- _Material to process_
########################################

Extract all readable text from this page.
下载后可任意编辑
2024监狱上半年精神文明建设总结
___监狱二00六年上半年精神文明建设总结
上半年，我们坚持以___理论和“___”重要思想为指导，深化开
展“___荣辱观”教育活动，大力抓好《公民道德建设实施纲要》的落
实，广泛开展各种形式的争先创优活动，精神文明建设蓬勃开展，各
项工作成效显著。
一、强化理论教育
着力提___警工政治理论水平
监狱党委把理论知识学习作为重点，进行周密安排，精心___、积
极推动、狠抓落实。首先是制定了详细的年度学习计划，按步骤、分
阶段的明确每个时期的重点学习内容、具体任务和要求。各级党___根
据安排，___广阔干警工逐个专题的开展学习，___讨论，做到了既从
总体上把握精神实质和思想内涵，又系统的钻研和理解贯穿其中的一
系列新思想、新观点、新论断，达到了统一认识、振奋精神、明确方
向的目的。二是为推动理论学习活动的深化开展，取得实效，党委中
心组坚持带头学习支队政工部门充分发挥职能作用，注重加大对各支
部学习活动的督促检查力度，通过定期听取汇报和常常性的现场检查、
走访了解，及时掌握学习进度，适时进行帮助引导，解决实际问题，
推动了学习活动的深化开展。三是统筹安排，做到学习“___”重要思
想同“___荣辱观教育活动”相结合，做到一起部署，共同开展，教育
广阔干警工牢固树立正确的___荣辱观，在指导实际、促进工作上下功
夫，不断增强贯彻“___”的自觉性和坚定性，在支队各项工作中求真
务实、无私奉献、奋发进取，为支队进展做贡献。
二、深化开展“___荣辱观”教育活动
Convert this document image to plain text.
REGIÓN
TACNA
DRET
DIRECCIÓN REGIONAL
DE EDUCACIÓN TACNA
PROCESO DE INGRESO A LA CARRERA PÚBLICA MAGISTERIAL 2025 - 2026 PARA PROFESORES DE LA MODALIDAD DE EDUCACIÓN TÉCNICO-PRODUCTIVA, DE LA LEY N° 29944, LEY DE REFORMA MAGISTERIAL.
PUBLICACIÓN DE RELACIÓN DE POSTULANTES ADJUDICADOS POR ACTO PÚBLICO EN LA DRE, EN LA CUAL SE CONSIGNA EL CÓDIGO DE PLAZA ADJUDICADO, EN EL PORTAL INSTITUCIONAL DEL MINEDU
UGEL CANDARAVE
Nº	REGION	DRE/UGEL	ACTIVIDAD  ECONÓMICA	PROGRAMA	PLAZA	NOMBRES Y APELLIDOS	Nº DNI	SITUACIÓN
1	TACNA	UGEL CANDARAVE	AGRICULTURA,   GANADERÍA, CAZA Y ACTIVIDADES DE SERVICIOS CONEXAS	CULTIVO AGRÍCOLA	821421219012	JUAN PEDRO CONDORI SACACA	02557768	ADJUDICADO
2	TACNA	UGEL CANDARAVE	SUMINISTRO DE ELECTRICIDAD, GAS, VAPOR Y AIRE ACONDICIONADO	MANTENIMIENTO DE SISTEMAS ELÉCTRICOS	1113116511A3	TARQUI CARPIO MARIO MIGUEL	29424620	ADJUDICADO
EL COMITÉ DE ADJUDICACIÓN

########################################

- _What is required_
Take every line containing the word "CANDARAVE" and copy it.

- _Output of the task_
UGEL CANDARAVE
1	TACNA	UGEL CANDARAVE	AGRICULTURA,   GANADERÍA, CAZA Y ACTIVIDADES DE SERVICIOS CONEXAS	CULTIVO AGRÍCOLA	821421219012	JUAN PEDRO CONDORI SACACA	02557768	ADJUDICADO
2	TACNA	UGEL CANDARAVE	SUMINISTRO DE ELECTRICIDAD, GAS, VAPOR Y AIRE ACONDICIONADO	MANTENIMIENTO DE SISTEMAS ELÉCTRICOS	1113116511A3	TARQUI CARPIO MARIO MIGUEL	29424620	ADJUDICADO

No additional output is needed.